- _TASK STATEMENT_: Find every line in the records below that holds the word "INSTR", and copy each one.

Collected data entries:
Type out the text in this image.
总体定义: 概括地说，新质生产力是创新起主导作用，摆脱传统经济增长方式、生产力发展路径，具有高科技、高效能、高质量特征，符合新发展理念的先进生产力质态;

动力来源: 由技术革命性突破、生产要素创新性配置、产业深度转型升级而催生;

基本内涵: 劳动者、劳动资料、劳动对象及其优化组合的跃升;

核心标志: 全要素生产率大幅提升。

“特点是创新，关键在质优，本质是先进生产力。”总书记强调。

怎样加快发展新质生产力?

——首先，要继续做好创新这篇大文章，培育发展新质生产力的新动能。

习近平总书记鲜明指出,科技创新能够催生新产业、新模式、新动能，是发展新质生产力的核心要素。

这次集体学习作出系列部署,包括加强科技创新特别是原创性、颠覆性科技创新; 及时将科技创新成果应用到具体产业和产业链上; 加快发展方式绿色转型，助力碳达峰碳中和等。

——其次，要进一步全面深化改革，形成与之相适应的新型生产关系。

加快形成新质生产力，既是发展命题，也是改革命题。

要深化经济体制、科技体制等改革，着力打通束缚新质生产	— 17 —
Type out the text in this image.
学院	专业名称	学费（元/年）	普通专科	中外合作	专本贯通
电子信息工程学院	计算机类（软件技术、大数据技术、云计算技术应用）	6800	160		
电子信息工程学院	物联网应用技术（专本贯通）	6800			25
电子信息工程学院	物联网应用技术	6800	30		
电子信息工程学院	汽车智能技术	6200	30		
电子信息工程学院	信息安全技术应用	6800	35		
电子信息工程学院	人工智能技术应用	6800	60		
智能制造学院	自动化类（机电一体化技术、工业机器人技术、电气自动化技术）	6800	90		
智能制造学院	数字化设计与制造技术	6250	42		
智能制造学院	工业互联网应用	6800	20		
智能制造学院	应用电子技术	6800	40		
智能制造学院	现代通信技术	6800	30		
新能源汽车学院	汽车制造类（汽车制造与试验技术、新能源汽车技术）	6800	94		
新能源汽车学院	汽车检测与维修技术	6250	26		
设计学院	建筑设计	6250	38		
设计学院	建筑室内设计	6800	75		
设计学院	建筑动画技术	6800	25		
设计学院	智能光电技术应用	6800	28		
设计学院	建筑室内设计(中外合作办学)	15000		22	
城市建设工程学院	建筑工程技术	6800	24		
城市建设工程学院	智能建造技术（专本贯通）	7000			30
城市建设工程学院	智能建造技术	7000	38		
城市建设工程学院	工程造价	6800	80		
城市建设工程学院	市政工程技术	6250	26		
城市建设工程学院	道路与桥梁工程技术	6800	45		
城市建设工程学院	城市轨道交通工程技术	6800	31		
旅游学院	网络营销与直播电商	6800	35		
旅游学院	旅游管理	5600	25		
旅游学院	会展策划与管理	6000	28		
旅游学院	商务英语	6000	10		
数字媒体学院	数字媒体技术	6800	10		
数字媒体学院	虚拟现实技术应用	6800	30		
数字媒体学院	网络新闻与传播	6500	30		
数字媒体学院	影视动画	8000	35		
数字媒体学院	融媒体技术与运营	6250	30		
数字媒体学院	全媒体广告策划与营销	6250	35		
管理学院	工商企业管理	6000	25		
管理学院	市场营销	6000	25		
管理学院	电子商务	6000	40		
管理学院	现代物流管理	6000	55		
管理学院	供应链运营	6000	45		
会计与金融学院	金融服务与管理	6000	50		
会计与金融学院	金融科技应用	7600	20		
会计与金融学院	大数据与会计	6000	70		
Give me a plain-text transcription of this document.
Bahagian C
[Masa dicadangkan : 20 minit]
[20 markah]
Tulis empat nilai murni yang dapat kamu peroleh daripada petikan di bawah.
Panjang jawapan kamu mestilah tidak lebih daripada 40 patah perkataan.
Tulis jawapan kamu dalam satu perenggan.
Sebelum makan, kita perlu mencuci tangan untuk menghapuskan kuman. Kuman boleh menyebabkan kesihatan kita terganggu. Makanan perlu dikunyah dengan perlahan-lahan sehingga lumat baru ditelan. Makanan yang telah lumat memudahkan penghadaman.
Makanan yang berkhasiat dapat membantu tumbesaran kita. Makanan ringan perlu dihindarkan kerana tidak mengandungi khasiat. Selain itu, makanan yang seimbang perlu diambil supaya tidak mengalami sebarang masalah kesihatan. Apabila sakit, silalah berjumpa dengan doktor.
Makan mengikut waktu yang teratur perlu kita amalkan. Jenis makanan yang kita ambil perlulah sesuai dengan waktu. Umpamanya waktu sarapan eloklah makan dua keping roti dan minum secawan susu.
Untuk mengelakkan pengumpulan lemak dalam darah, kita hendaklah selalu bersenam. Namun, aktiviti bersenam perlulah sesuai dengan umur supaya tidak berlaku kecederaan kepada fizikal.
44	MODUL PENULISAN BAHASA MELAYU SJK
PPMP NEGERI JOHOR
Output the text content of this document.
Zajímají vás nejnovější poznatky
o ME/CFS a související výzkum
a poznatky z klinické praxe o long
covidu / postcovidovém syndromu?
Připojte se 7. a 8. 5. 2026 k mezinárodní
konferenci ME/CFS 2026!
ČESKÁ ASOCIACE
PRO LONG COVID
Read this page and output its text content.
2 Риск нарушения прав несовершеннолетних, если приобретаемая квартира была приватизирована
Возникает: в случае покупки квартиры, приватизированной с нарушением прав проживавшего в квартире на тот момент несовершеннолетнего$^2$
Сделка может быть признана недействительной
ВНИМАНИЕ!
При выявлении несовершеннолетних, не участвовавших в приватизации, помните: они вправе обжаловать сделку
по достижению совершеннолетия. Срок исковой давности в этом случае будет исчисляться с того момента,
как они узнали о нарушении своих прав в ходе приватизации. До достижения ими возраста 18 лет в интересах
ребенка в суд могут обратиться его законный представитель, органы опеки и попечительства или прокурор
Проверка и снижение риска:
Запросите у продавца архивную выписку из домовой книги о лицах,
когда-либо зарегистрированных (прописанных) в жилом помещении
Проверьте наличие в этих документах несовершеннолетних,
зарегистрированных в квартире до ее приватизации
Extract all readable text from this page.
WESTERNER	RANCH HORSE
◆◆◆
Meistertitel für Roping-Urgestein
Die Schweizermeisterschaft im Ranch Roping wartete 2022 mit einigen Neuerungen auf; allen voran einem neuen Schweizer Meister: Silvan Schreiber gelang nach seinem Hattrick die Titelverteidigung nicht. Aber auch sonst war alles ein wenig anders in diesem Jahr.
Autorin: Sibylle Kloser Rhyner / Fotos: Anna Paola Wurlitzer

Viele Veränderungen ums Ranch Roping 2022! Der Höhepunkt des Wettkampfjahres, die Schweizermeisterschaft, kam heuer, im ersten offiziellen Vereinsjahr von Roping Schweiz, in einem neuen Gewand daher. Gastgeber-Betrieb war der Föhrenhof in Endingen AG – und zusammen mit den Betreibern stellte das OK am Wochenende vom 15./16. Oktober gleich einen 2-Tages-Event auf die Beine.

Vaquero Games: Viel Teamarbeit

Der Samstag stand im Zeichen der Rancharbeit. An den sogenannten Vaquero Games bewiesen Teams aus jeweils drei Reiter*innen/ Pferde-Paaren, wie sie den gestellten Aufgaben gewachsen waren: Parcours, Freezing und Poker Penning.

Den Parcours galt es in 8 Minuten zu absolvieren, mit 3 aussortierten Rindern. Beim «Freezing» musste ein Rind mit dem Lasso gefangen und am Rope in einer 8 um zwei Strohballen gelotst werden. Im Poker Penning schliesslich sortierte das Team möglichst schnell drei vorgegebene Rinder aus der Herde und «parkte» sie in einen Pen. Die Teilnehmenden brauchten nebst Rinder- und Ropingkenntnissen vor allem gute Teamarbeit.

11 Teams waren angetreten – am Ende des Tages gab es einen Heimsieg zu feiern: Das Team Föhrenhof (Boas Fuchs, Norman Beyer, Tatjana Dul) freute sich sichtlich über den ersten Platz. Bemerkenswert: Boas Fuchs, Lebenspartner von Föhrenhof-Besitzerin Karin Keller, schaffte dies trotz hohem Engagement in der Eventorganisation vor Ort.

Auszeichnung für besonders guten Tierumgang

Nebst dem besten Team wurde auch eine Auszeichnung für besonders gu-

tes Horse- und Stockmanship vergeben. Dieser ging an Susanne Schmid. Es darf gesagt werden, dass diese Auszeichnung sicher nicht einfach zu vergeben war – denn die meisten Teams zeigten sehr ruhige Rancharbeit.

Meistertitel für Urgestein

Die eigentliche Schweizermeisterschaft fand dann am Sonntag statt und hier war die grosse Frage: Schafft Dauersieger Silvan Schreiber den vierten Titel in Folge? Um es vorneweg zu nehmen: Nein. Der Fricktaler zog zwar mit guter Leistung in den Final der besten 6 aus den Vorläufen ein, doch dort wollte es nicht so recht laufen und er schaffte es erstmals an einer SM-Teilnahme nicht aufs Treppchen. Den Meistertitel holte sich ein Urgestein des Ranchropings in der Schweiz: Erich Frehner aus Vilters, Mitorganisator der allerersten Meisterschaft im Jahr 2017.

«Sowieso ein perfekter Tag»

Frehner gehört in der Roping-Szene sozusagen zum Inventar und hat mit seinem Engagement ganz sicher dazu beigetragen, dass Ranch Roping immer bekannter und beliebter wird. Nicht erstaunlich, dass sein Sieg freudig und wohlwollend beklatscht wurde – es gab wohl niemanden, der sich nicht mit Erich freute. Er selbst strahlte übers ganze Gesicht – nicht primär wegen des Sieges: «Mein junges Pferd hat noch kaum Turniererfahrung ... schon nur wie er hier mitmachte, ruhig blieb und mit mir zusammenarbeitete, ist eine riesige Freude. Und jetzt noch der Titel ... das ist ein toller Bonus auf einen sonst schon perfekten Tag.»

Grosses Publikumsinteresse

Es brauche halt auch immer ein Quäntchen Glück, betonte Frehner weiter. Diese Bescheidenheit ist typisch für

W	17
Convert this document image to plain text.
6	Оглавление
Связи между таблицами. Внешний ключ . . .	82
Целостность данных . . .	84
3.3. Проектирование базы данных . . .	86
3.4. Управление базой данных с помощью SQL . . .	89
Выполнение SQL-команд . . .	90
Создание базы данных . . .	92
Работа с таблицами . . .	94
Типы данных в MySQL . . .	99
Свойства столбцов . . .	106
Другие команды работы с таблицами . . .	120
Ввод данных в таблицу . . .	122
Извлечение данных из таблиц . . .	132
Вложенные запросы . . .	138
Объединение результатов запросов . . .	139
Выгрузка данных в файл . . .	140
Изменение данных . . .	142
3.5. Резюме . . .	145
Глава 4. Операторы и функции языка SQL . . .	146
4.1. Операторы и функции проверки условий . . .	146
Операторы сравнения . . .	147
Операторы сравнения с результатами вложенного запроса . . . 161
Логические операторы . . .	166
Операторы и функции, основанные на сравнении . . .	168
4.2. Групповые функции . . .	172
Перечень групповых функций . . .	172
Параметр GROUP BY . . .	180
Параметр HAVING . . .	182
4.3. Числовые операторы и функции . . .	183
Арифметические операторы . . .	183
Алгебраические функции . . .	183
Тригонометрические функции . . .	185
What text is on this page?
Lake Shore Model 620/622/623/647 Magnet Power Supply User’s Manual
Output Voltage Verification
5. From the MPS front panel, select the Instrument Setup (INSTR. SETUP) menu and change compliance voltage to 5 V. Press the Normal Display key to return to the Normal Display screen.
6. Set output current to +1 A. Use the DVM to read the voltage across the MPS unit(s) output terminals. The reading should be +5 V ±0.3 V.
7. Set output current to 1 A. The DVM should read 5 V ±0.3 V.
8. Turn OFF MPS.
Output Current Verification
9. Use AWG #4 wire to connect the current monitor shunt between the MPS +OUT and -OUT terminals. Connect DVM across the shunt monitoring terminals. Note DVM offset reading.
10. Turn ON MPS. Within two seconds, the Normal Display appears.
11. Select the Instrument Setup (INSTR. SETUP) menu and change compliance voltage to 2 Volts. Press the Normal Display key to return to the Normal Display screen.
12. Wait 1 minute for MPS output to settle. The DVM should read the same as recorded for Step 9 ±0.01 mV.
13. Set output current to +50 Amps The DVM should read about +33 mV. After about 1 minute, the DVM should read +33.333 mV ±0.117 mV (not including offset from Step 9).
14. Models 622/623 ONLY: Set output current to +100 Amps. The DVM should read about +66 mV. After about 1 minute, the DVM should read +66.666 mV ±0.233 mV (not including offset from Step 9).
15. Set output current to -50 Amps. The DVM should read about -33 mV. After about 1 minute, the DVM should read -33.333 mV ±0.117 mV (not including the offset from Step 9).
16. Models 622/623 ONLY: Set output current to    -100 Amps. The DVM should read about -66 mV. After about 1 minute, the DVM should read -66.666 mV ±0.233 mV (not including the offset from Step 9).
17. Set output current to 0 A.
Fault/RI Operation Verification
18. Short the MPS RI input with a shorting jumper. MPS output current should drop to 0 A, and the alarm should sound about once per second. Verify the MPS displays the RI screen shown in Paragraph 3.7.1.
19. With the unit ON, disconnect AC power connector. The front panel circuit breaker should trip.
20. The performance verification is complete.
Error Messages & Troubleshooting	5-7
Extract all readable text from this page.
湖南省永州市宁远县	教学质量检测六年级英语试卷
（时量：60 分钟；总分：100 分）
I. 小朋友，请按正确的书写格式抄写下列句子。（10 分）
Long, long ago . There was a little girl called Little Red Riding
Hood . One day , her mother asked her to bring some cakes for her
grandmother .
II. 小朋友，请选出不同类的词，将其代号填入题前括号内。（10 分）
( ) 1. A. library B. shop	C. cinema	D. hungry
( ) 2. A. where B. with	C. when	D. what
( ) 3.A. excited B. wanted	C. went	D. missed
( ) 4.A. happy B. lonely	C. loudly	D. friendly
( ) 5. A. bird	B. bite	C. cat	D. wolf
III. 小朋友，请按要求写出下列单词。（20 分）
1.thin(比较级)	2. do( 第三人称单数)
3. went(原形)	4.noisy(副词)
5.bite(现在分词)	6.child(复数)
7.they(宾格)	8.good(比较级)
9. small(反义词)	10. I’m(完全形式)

- _TASK RESULT_:
5. From the MPS front panel, select the Instrument Setup (INSTR. SETUP) menu and change compliance voltage to 5 V. Press the Normal Display key to return to the Normal Display screen.
11. Select the Instrument Setup (INSTR. SETUP) menu and change compliance voltage to 2 Volts. Press the Normal Display key to return to the Normal Display screen.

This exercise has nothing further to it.